_Data shown_:
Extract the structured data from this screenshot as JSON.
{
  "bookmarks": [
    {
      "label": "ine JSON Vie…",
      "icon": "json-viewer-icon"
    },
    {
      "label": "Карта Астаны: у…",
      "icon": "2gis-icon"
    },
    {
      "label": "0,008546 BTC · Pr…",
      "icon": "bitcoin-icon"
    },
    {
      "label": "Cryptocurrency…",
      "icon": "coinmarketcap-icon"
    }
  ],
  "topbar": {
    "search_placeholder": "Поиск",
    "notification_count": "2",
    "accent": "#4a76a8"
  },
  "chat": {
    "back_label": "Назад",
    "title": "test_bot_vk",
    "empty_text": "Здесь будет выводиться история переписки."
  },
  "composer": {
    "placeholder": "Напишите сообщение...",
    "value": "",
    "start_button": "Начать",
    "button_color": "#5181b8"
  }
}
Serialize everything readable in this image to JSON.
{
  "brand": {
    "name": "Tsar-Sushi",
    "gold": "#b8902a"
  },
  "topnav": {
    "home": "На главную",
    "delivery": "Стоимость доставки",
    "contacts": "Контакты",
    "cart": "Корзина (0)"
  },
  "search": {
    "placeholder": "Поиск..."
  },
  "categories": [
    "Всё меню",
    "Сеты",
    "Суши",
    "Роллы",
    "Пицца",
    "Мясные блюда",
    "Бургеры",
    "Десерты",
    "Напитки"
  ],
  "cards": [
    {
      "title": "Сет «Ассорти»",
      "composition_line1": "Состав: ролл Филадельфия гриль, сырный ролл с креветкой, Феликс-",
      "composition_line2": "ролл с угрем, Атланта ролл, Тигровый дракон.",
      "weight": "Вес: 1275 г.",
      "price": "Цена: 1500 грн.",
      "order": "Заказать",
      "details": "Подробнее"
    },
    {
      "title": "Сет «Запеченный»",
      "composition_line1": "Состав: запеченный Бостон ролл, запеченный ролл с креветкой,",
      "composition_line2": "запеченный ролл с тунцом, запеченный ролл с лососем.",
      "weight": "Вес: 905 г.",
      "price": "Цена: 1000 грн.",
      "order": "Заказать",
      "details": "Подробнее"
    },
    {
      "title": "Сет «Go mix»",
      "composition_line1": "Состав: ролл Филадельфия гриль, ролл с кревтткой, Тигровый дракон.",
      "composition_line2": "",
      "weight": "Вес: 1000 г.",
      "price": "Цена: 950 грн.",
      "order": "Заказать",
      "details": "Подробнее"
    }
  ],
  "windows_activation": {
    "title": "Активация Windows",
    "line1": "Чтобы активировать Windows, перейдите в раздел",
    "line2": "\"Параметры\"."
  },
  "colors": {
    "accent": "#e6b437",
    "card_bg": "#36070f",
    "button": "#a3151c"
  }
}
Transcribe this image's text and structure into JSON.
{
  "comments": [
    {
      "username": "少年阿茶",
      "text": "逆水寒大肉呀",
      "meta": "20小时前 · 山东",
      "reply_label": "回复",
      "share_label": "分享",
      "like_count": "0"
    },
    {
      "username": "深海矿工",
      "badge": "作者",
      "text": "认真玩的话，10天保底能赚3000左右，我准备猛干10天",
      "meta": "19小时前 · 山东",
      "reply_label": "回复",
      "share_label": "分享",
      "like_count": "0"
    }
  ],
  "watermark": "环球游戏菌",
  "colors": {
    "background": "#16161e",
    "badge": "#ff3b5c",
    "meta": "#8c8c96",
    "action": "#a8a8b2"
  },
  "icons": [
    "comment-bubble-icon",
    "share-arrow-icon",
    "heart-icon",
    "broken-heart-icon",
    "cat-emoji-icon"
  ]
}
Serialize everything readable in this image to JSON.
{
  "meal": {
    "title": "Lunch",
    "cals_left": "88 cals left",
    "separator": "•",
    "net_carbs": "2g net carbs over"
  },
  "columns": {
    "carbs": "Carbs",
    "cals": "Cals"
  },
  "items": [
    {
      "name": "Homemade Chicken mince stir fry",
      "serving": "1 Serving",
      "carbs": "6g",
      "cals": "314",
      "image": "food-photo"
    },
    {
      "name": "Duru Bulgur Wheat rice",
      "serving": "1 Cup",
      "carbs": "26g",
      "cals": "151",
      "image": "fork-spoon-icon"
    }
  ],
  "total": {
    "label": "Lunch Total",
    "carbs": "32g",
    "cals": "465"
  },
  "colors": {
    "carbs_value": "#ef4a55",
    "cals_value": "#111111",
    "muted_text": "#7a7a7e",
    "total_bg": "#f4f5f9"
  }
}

_Exercise description_: Repeat the material from above exactly, word for word.

_Correct answer_:
Extract the structured data from this screenshot as JSON.
{
  "bookmarks": [
    {
      "label": "ine JSON Vie…",
      "icon": "json-viewer-icon"
    },
    {
      "label": "Карта Астаны: у…",
      "icon": "2gis-icon"
    },
    {
      "label": "0,008546 BTC · Pr…",
      "icon": "bitcoin-icon"
    },
    {
      "label": "Cryptocurrency…",
      "icon": "coinmarketcap-icon"
    }
  ],
  "topbar": {
    "search_placeholder": "Поиск",
    "notification_count": "2",
    "accent": "#4a76a8"
  },
  "chat": {
    "back_label": "Назад",
    "title": "test_bot_vk",
    "empty_text": "Здесь будет выводиться история переписки."
  },
  "composer": {
    "placeholder": "Напишите сообщение...",
    "value": "",
    "start_button": "Начать",
    "button_color": "#5181b8"
  }
}
Serialize everything readable in this image to JSON.
{
  "brand": {
    "name": "Tsar-Sushi",
    "gold": "#b8902a"
  },
  "topnav": {
    "home": "На главную",
    "delivery": "Стоимость доставки",
    "contacts": "Контакты",
    "cart": "Корзина (0)"
  },
  "search": {
    "placeholder": "Поиск..."
  },
  "categories": [
    "Всё меню",
    "Сеты",
    "Суши",
    "Роллы",
    "Пицца",
    "Мясные блюда",
    "Бургеры",
    "Десерты",
    "Напитки"
  ],
  "cards": [
    {
      "title": "Сет «Ассорти»",
      "composition_line1": "Состав: ролл Филадельфия гриль, сырный ролл с креветкой, Феликс-",
      "composition_line2": "ролл с угрем, Атланта ролл, Тигровый дракон.",
      "weight": "Вес: 1275 г.",
      "price": "Цена: 1500 грн.",
      "order": "Заказать",
      "details": "Подробнее"
    },
    {
      "title": "Сет «Запеченный»",
      "composition_line1": "Состав: запеченный Бостон ролл, запеченный ролл с креветкой,",
      "composition_line2": "запеченный ролл с тунцом, запеченный ролл с лососем.",
      "weight": "Вес: 905 г.",
      "price": "Цена: 1000 грн.",
      "order": "Заказать",
      "details": "Подробнее"
    },
    {
      "title": "Сет «Go mix»",
      "composition_line1": "Состав: ролл Филадельфия гриль, ролл с кревтткой, Тигровый дракон.",
      "composition_line2": "",
      "weight": "Вес: 1000 г.",
      "price": "Цена: 950 грн.",
      "order": "Заказать",
      "details": "Подробнее"
    }
  ],
  "windows_activation": {
    "title": "Активация Windows",
    "line1": "Чтобы активировать Windows, перейдите в раздел",
    "line2": "\"Параметры\"."
  },
  "colors": {
    "accent": "#e6b437",
    "card_bg": "#36070f",
    "button": "#a3151c"
  }
}
Transcribe this image's text and structure into JSON.
{
  "comments": [
    {
      "username": "少年阿茶",
      "text": "逆水寒大肉呀",
      "meta": "20小时前 · 山东",
      "reply_label": "回复",
      "share_label": "分享",
      "like_count": "0"
    },
    {
      "username": "深海矿工",
      "badge": "作者",
      "text": "认真玩的话，10天保底能赚3000左右，我准备猛干10天",
      "meta": "19小时前 · 山东",
      "reply_label": "回复",
      "share_label": "分享",
      "like_count": "0"
    }
  ],
  "watermark": "环球游戏菌",
  "colors": {
    "background": "#16161e",
    "badge": "#ff3b5c",
    "meta": "#8c8c96",
    "action": "#a8a8b2"
  },
  "icons": [
    "comment-bubble-icon",
    "share-arrow-icon",
    "heart-icon",
    "broken-heart-icon",
    "cat-emoji-icon"
  ]
}
Serialize everything readable in this image to JSON.
{
  "meal": {
    "title": "Lunch",
    "cals_left": "88 cals left",
    "separator": "•",
    "net_carbs": "2g net carbs over"
  },
  "columns": {
    "carbs": "Carbs",
    "cals": "Cals"
  },
  "items": [
    {
      "name": "Homemade Chicken mince stir fry",
      "serving": "1 Serving",
      "carbs": "6g",
      "cals": "314",
      "image": "food-photo"
    },
    {
      "name": "Duru Bulgur Wheat rice",
      "serving": "1 Cup",
      "carbs": "26g",
      "cals": "151",
      "image": "fork-spoon-icon"
    }
  ],
  "total": {
    "label": "Lunch Total",
    "carbs": "32g",
    "cals": "465"
  },
  "colors": {
    "carbs_value": "#ef4a55",
    "cals_value": "#111111",
    "muted_text": "#7a7a7e",
    "total_bg": "#f4f5f9"
  }
}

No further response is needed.